**TO DO**
Display each line of the records below that contains the word "doen".

━━━━━ STORED RECORDS

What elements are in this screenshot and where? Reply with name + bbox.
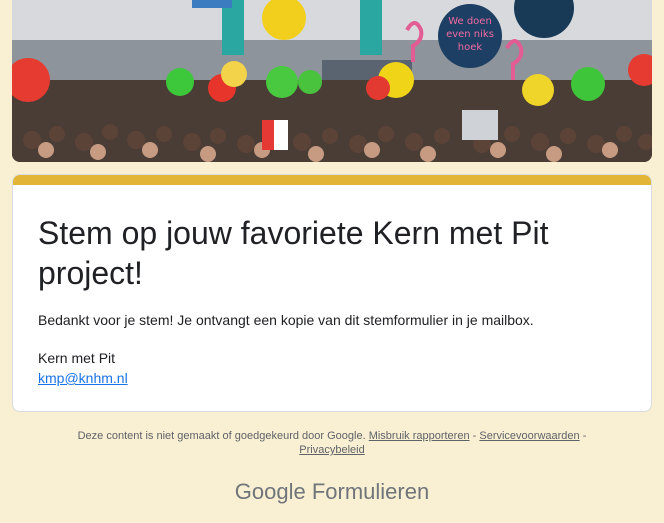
form-title: Stem op jouw favoriete Kern met Pit proj… <box>38 215 549 291</box>
privacy-link[interactable]: Privacybeleid <box>299 444 364 456</box>
disclaimer-text: Deze content is niet gemaakt of goedgeke… <box>77 430 366 442</box>
event-hall-photo: We doen even niks hoek <box>12 0 652 162</box>
svg-text:hoek: hoek <box>458 42 483 53</box>
organization-name: Kern met Pit <box>38 350 116 366</box>
svg-text:We doen: We doen <box>448 16 492 27</box>
confirmation-card: Stem op jouw favoriete Kern met Pit proj… <box>12 174 652 412</box>
brand-google-text: Google <box>234 479 306 504</box>
footer-separator: - <box>472 430 477 442</box>
google-forms-logo[interactable]: Google Formulieren <box>0 478 664 506</box>
terms-link[interactable]: Servicevoorwaarden <box>479 430 579 442</box>
contact-email-link[interactable]: kmp@knhm.nl <box>38 368 128 388</box>
footer-separator: - <box>582 430 587 442</box>
brand-product-text: Formulieren <box>311 479 430 504</box>
report-abuse-link[interactable]: Misbruik rapporteren <box>369 430 470 442</box>
card-accent-bar <box>13 175 651 185</box>
confirmation-message: Bedankt voor je stem! Je ontvangt een ko… <box>38 312 534 328</box>
svg-text:even niks: even niks <box>446 29 494 40</box>
footer-disclaimer: Deze content is niet gemaakt of goedgeke… <box>0 429 664 457</box>
header-image: We doen even niks hoek <box>12 0 652 162</box>
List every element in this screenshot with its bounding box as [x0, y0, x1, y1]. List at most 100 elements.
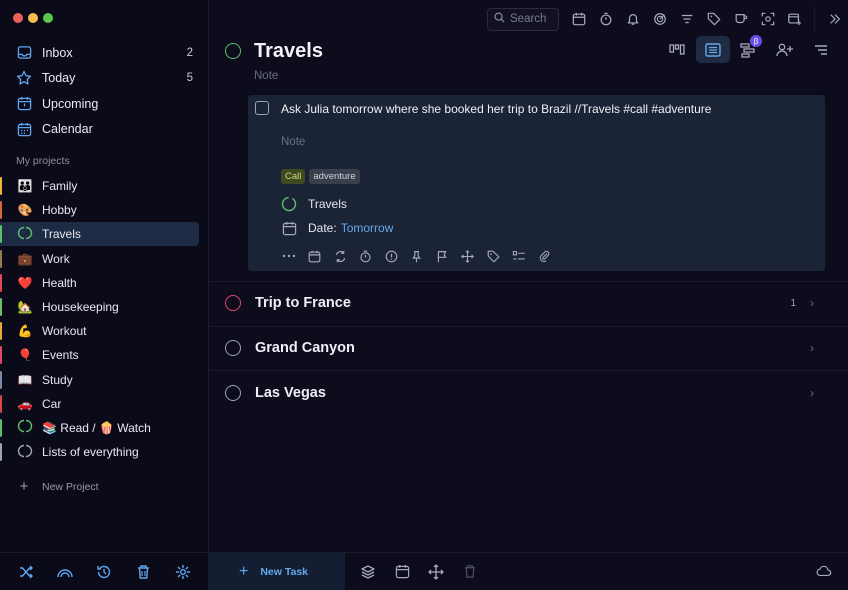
new-project-button[interactable]: + New Project — [16, 478, 99, 495]
sidebar-item-upcoming[interactable]: Upcoming — [0, 91, 209, 117]
calendar-icon[interactable] — [565, 7, 592, 31]
task-checkbox[interactable] — [255, 101, 269, 115]
sidebar-item-label: Calendar — [42, 122, 93, 137]
filter-icon[interactable] — [673, 7, 700, 31]
close-window-button[interactable] — [13, 13, 23, 23]
subproject-title: Las Vegas — [255, 385, 326, 401]
chevron-right-icon: › — [810, 341, 814, 355]
chevron-right-icon: › — [810, 296, 814, 310]
board-view-icon[interactable] — [660, 36, 694, 63]
project-color-bar — [0, 418, 2, 437]
sidebar-project-family[interactable]: 👪 Family — [0, 174, 209, 198]
subproject-las-vegas[interactable]: Las Vegas › — [209, 371, 848, 415]
settings-icon[interactable] — [173, 562, 193, 582]
layers-icon[interactable] — [351, 553, 385, 590]
task-action-bar — [281, 248, 552, 264]
checklist-icon[interactable] — [511, 248, 527, 264]
more-icon[interactable] — [281, 248, 297, 264]
project-color-bar — [0, 177, 2, 195]
project-note-field[interactable]: Note — [254, 70, 278, 82]
sidebar-item-inbox[interactable]: Inbox 2 — [0, 40, 209, 66]
sort-icon[interactable] — [804, 36, 838, 63]
zoom-window-button[interactable] — [43, 13, 53, 23]
view-switcher: β — [660, 35, 838, 63]
car-emoji-icon: 🚗 — [17, 396, 33, 411]
gantt-view-icon[interactable]: β — [732, 35, 766, 63]
calendar-icon[interactable] — [307, 248, 323, 264]
subproject-status-circle[interactable] — [225, 295, 241, 311]
cloud-icon[interactable] — [816, 564, 832, 581]
task-project-row[interactable]: Travels — [281, 196, 347, 212]
project-color-bar — [0, 346, 2, 365]
sidebar-project-work[interactable]: 💼 Work — [0, 247, 209, 271]
sidebar-project-study[interactable]: 📖 Study — [0, 368, 209, 392]
assign-user-icon[interactable] — [768, 36, 802, 63]
move-icon[interactable] — [419, 553, 453, 590]
calendar-icon[interactable] — [385, 553, 419, 590]
task-note-field[interactable]: Note — [281, 136, 305, 148]
project-status-circle[interactable] — [225, 43, 241, 59]
sidebar-project-hobby[interactable]: 🎨 Hobby — [0, 198, 209, 222]
scan-icon[interactable] — [754, 7, 781, 31]
task-date-row[interactable]: Date: Tomorrow — [281, 220, 393, 236]
timer-icon[interactable] — [358, 248, 374, 264]
pin-icon[interactable] — [409, 248, 425, 264]
book-emoji-icon: 📖 — [17, 372, 33, 387]
sidebar-project-housekeeping[interactable]: 🏡 Housekeeping — [0, 295, 209, 319]
shuffle-icon[interactable] — [16, 562, 36, 582]
project-ring-icon — [16, 419, 34, 436]
timer-icon[interactable] — [592, 7, 619, 31]
sidebar-project-travels[interactable]: Travels — [0, 222, 199, 247]
project-label: Hobby — [42, 203, 77, 218]
radar-icon[interactable] — [646, 7, 673, 31]
project-label: Lists of everything — [42, 445, 139, 460]
new-task-button[interactable]: + New Task — [209, 552, 345, 590]
list-view-icon[interactable] — [696, 36, 730, 63]
sidebar-project-read-watch[interactable]: 📚 Read / 🍿 Watch — [0, 416, 209, 440]
sidebar-project-health[interactable]: ❤️ Health — [0, 271, 209, 295]
priority-icon[interactable] — [383, 248, 399, 264]
bell-icon[interactable] — [619, 7, 646, 31]
rainbow-icon[interactable] — [55, 562, 75, 582]
attachment-icon[interactable] — [536, 248, 552, 264]
main-content: Travels β Note Ask Julia tomorrow where … — [209, 0, 848, 590]
subproject-grand-canyon[interactable]: Grand Canyon › — [209, 326, 848, 370]
repeat-icon[interactable] — [332, 248, 348, 264]
project-label: Study — [42, 372, 73, 387]
task-title[interactable]: Ask Julia tomorrow where she booked her … — [281, 102, 711, 116]
project-color-bar — [0, 273, 2, 292]
minimize-window-button[interactable] — [28, 13, 38, 23]
subproject-status-circle[interactable] — [225, 385, 241, 401]
tag-icon[interactable] — [485, 248, 501, 264]
add-window-icon[interactable] — [781, 7, 808, 31]
sidebar-project-lists[interactable]: Lists of everything — [0, 440, 209, 464]
tag-call[interactable]: Call — [281, 169, 306, 184]
project-ring-icon — [16, 444, 34, 461]
trash-icon[interactable] — [134, 562, 154, 582]
subproject-status-circle[interactable] — [225, 340, 241, 356]
sidebar-item-today[interactable]: Today 5 — [0, 66, 209, 92]
search-box[interactable] — [487, 7, 560, 31]
top-toolbar — [487, 6, 848, 32]
search-input[interactable] — [510, 13, 560, 25]
muscle-emoji-icon: 💪 — [17, 324, 33, 339]
project-ring-icon — [16, 226, 34, 243]
sidebar-item-calendar[interactable]: Calendar — [0, 117, 209, 143]
task-date-value[interactable]: Tomorrow — [341, 221, 394, 235]
trash-icon[interactable] — [453, 553, 487, 590]
subproject-trip-to-france[interactable]: Trip to France 1 › — [209, 281, 848, 325]
task-card-expanded[interactable]: Ask Julia tomorrow where she booked her … — [248, 95, 825, 271]
history-icon[interactable] — [94, 562, 114, 582]
flag-icon[interactable] — [434, 248, 450, 264]
family-emoji-icon: 👪 — [17, 179, 33, 193]
move-icon[interactable] — [460, 248, 476, 264]
expand-icon[interactable] — [821, 7, 848, 31]
sidebar-footer — [0, 552, 209, 590]
sidebar-project-workout[interactable]: 💪 Workout — [0, 319, 209, 343]
sidebar-project-car[interactable]: 🚗 Car — [0, 392, 209, 416]
cup-icon[interactable] — [727, 7, 754, 31]
tag-icon[interactable] — [700, 7, 727, 31]
project-label: Workout — [42, 324, 87, 339]
sidebar-project-events[interactable]: 🎈 Events — [0, 343, 209, 367]
tag-adventure[interactable]: adventure — [309, 169, 360, 184]
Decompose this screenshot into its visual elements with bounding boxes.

━━━━━━━━━━

**TASK ANSWER**
event-hall-photo: We doen even niks hoek <box>12 0 652 162</box>
svg-text:We doen: We doen <box>448 16 492 27</box>
header-image: We doen even niks hoek <box>12 0 652 162</box>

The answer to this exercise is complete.